RECORDS
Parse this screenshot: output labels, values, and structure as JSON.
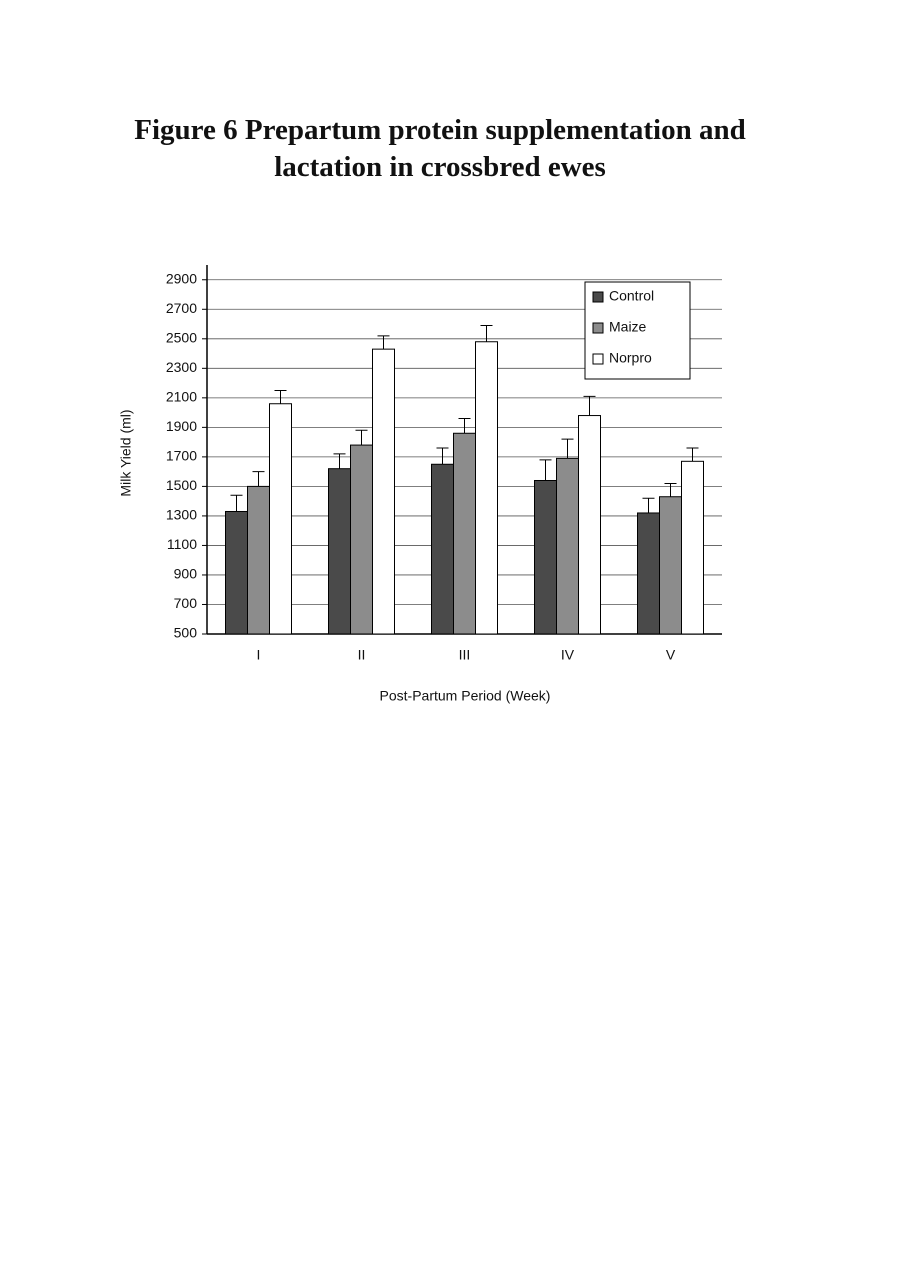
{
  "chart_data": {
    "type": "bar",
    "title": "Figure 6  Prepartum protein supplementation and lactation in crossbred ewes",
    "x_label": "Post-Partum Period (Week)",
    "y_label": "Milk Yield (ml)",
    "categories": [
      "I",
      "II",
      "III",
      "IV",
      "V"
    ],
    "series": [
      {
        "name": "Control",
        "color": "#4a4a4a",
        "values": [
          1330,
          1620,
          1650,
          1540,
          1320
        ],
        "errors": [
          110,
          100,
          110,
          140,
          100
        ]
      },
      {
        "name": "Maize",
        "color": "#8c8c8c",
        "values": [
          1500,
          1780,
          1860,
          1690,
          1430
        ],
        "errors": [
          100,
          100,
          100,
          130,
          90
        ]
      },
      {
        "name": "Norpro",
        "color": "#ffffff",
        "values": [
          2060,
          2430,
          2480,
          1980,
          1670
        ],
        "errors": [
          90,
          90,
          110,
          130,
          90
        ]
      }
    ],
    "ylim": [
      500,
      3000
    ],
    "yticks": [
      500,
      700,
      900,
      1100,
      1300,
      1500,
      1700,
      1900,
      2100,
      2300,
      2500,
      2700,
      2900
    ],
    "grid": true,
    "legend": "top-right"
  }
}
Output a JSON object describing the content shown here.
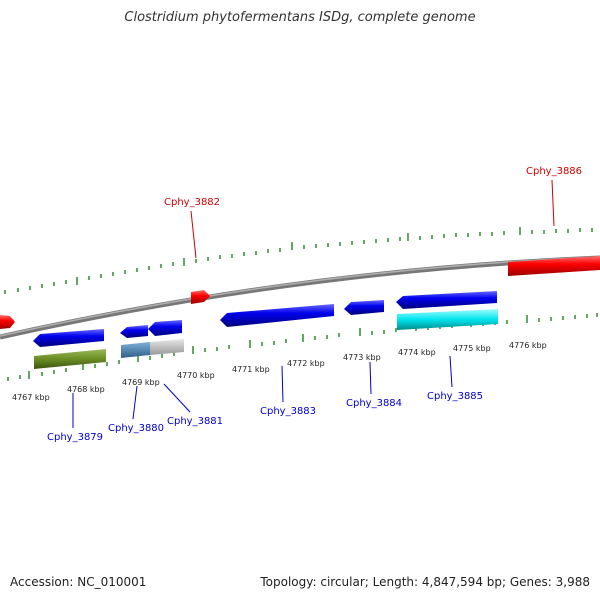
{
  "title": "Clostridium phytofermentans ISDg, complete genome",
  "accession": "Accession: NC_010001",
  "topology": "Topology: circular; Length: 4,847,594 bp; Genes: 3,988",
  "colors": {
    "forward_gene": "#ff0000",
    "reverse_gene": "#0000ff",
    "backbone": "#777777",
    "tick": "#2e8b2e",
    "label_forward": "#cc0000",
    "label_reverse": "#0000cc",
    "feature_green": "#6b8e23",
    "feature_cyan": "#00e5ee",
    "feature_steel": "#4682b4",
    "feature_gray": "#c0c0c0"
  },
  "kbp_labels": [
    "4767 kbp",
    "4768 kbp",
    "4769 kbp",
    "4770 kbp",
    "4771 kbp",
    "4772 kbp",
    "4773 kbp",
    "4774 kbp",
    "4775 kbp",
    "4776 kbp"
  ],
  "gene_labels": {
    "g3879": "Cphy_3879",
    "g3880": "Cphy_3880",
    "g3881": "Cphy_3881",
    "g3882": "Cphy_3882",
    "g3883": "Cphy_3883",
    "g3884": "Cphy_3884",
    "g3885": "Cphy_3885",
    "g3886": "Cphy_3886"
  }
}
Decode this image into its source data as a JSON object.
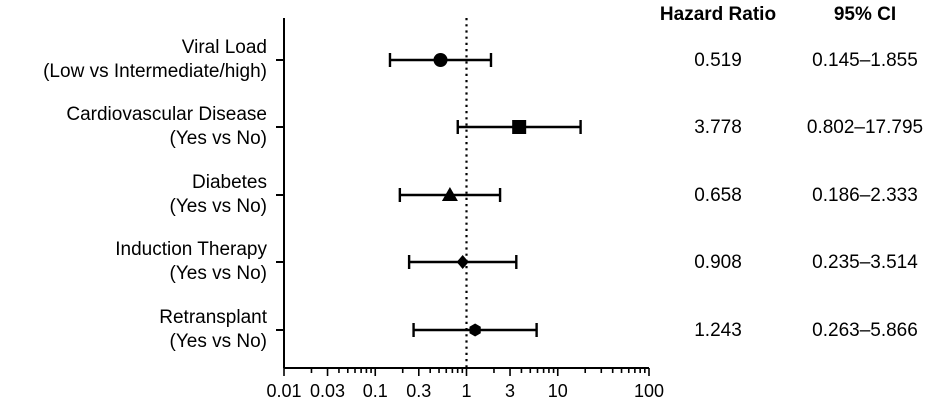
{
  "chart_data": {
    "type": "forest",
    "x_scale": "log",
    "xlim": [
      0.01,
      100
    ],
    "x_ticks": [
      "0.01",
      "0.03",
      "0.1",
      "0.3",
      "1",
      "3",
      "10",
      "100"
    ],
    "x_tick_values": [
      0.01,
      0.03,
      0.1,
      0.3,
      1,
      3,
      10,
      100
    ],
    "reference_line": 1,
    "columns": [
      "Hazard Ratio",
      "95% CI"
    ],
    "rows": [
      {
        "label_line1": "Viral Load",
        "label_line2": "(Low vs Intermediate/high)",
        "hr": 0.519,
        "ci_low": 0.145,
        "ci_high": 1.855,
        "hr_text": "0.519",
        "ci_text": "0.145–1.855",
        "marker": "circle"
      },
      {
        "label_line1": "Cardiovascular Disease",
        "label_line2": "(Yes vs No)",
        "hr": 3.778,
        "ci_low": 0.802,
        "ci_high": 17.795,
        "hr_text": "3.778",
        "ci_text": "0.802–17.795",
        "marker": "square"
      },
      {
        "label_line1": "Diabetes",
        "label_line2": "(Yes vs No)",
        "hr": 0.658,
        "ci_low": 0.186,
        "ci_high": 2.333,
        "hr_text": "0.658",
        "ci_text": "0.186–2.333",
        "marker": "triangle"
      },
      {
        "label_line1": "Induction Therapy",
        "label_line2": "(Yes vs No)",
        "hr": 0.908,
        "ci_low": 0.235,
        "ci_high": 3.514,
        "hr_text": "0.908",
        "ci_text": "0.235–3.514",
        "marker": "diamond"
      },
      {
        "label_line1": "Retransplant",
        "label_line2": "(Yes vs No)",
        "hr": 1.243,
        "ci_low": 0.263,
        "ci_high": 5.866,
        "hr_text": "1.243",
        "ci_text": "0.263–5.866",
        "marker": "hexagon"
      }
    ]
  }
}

WHAT YOU SHOULD DO
An unchanged copy of the listing, with no pictures, should be returned.

ANSWER TO THIS EXERCISE
Parse this screenshot: output labels, values, and structure as JSON.
{
  "chart_data": {
    "type": "bar",
    "title": "Figure 6  Prepartum protein supplementation and lactation in crossbred ewes",
    "x_label": "Post-Partum Period (Week)",
    "y_label": "Milk Yield (ml)",
    "categories": [
      "I",
      "II",
      "III",
      "IV",
      "V"
    ],
    "series": [
      {
        "name": "Control",
        "color": "#4a4a4a",
        "values": [
          1330,
          1620,
          1650,
          1540,
          1320
        ],
        "errors": [
          110,
          100,
          110,
          140,
          100
        ]
      },
      {
        "name": "Maize",
        "color": "#8c8c8c",
        "values": [
          1500,
          1780,
          1860,
          1690,
          1430
        ],
        "errors": [
          100,
          100,
          100,
          130,
          90
        ]
      },
      {
        "name": "Norpro",
        "color": "#ffffff",
        "values": [
          2060,
          2430,
          2480,
          1980,
          1670
        ],
        "errors": [
          90,
          90,
          110,
          130,
          90
        ]
      }
    ],
    "ylim": [
      500,
      3000
    ],
    "yticks": [
      500,
      700,
      900,
      1100,
      1300,
      1500,
      1700,
      1900,
      2100,
      2300,
      2500,
      2700,
      2900
    ],
    "grid": true,
    "legend": "top-right"
  }
}
Output a JSON object describing the content shown here.
{
  "title": "Clostridium phytofermentans ISDg, complete genome",
  "accession": "Accession: NC_010001",
  "topology": "Topology: circular; Length: 4,847,594 bp; Genes: 3,988",
  "colors": {
    "forward_gene": "#ff0000",
    "reverse_gene": "#0000ff",
    "backbone": "#777777",
    "tick": "#2e8b2e",
    "label_forward": "#cc0000",
    "label_reverse": "#0000cc",
    "feature_green": "#6b8e23",
    "feature_cyan": "#00e5ee",
    "feature_steel": "#4682b4",
    "feature_gray": "#c0c0c0"
  },
  "kbp_labels": [
    "4767 kbp",
    "4768 kbp",
    "4769 kbp",
    "4770 kbp",
    "4771 kbp",
    "4772 kbp",
    "4773 kbp",
    "4774 kbp",
    "4775 kbp",
    "4776 kbp"
  ],
  "gene_labels": {
    "g3879": "Cphy_3879",
    "g3880": "Cphy_3880",
    "g3881": "Cphy_3881",
    "g3882": "Cphy_3882",
    "g3883": "Cphy_3883",
    "g3884": "Cphy_3884",
    "g3885": "Cphy_3885",
    "g3886": "Cphy_3886"
  }
}
Decode this image into its source data as a JSON object.
{
  "chart_data": {
    "type": "forest",
    "x_scale": "log",
    "xlim": [
      0.01,
      100
    ],
    "x_ticks": [
      "0.01",
      "0.03",
      "0.1",
      "0.3",
      "1",
      "3",
      "10",
      "100"
    ],
    "x_tick_values": [
      0.01,
      0.03,
      0.1,
      0.3,
      1,
      3,
      10,
      100
    ],
    "reference_line": 1,
    "columns": [
      "Hazard Ratio",
      "95% CI"
    ],
    "rows": [
      {
        "label_line1": "Viral Load",
        "label_line2": "(Low vs Intermediate/high)",
        "hr": 0.519,
        "ci_low": 0.145,
        "ci_high": 1.855,
        "hr_text": "0.519",
        "ci_text": "0.145–1.855",
        "marker": "circle"
      },
      {
        "label_line1": "Cardiovascular Disease",
        "label_line2": "(Yes vs No)",
        "hr": 3.778,
        "ci_low": 0.802,
        "ci_high": 17.795,
        "hr_text": "3.778",
        "ci_text": "0.802–17.795",
        "marker": "square"
      },
      {
        "label_line1": "Diabetes",
        "label_line2": "(Yes vs No)",
        "hr": 0.658,
        "ci_low": 0.186,
        "ci_high": 2.333,
        "hr_text": "0.658",
        "ci_text": "0.186–2.333",
        "marker": "triangle"
      },
      {
        "label_line1": "Induction Therapy",
        "label_line2": "(Yes vs No)",
        "hr": 0.908,
        "ci_low": 0.235,
        "ci_high": 3.514,
        "hr_text": "0.908",
        "ci_text": "0.235–3.514",
        "marker": "diamond"
      },
      {
        "label_line1": "Retransplant",
        "label_line2": "(Yes vs No)",
        "hr": 1.243,
        "ci_low": 0.263,
        "ci_high": 5.866,
        "hr_text": "1.243",
        "ci_text": "0.263–5.866",
        "marker": "hexagon"
      }
    ]
  }
}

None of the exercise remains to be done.